[Saved entries]
----------------

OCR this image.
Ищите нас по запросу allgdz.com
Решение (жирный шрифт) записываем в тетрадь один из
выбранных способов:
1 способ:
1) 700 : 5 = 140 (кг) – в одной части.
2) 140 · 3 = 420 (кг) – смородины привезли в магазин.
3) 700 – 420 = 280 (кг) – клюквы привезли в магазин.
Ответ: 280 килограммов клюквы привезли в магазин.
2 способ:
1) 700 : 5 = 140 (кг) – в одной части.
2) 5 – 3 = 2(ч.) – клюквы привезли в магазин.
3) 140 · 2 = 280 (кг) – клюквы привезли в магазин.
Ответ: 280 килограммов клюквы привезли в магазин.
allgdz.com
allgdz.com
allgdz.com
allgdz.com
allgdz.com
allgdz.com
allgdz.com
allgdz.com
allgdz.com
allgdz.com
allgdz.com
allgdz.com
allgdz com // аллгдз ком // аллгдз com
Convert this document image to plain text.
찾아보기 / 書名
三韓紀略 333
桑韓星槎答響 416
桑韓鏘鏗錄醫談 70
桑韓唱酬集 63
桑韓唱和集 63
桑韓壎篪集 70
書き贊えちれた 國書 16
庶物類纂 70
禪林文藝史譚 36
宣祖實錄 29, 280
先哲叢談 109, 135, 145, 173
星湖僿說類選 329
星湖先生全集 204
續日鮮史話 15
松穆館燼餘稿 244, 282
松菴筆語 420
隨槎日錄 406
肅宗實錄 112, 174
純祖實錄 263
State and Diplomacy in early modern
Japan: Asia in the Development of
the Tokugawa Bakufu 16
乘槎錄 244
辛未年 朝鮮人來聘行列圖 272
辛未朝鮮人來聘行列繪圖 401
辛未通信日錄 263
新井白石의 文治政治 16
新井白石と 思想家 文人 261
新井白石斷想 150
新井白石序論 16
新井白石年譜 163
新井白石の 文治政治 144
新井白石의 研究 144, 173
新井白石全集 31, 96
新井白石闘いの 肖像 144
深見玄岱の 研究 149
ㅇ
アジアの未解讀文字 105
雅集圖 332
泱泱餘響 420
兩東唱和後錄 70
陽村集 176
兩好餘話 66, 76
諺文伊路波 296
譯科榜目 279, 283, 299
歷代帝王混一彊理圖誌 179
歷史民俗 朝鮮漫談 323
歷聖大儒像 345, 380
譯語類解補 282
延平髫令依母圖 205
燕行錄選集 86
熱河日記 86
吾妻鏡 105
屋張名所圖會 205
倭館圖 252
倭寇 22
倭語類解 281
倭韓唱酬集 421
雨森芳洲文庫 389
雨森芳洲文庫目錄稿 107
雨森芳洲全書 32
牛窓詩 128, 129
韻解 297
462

----------------

● WORK TO BE COMPLETED:
Send back each record exactly as it stands.

● THE REPLY:
OCR this image.
Ищите нас по запросу allgdz.com
Решение (жирный шрифт) записываем в тетрадь один из
выбранных способов:
1 способ:
1) 700 : 5 = 140 (кг) – в одной части.
2) 140 · 3 = 420 (кг) – смородины привезли в магазин.
3) 700 – 420 = 280 (кг) – клюквы привезли в магазин.
Ответ: 280 килограммов клюквы привезли в магазин.
2 способ:
1) 700 : 5 = 140 (кг) – в одной части.
2) 5 – 3 = 2(ч.) – клюквы привезли в магазин.
3) 140 · 2 = 280 (кг) – клюквы привезли в магазин.
Ответ: 280 килограммов клюквы привезли в магазин.
allgdz.com
allgdz.com
allgdz.com
allgdz.com
allgdz.com
allgdz.com
allgdz.com
allgdz.com
allgdz.com
allgdz.com
allgdz.com
allgdz.com
allgdz com // аллгдз ком // аллгдз com
Convert this document image to plain text.
찾아보기 / 書名
三韓紀略 333
桑韓星槎答響 416
桑韓鏘鏗錄醫談 70
桑韓唱酬集 63
桑韓唱和集 63
桑韓壎篪集 70
書き贊えちれた 國書 16
庶物類纂 70
禪林文藝史譚 36
宣祖實錄 29, 280
先哲叢談 109, 135, 145, 173
星湖僿說類選 329
星湖先生全集 204
續日鮮史話 15
松穆館燼餘稿 244, 282
松菴筆語 420
隨槎日錄 406
肅宗實錄 112, 174
純祖實錄 263
State and Diplomacy in early modern
Japan: Asia in the Development of
the Tokugawa Bakufu 16
乘槎錄 244
辛未年 朝鮮人來聘行列圖 272
辛未朝鮮人來聘行列繪圖 401
辛未通信日錄 263
新井白石의 文治政治 16
新井白石と 思想家 文人 261
新井白石斷想 150
新井白石序論 16
新井白石年譜 163
新井白石の 文治政治 144
新井白石의 研究 144, 173
新井白石全集 31, 96
新井白石闘いの 肖像 144
深見玄岱の 研究 149
ㅇ
アジアの未解讀文字 105
雅集圖 332
泱泱餘響 420
兩東唱和後錄 70
陽村集 176
兩好餘話 66, 76
諺文伊路波 296
譯科榜目 279, 283, 299
歷代帝王混一彊理圖誌 179
歷史民俗 朝鮮漫談 323
歷聖大儒像 345, 380
譯語類解補 282
延平髫令依母圖 205
燕行錄選集 86
熱河日記 86
吾妻鏡 105
屋張名所圖會 205
倭館圖 252
倭寇 22
倭語類解 281
倭韓唱酬集 421
雨森芳洲文庫 389
雨森芳洲文庫目錄稿 107
雨森芳洲全書 32
牛窓詩 128, 129
韻解 297
462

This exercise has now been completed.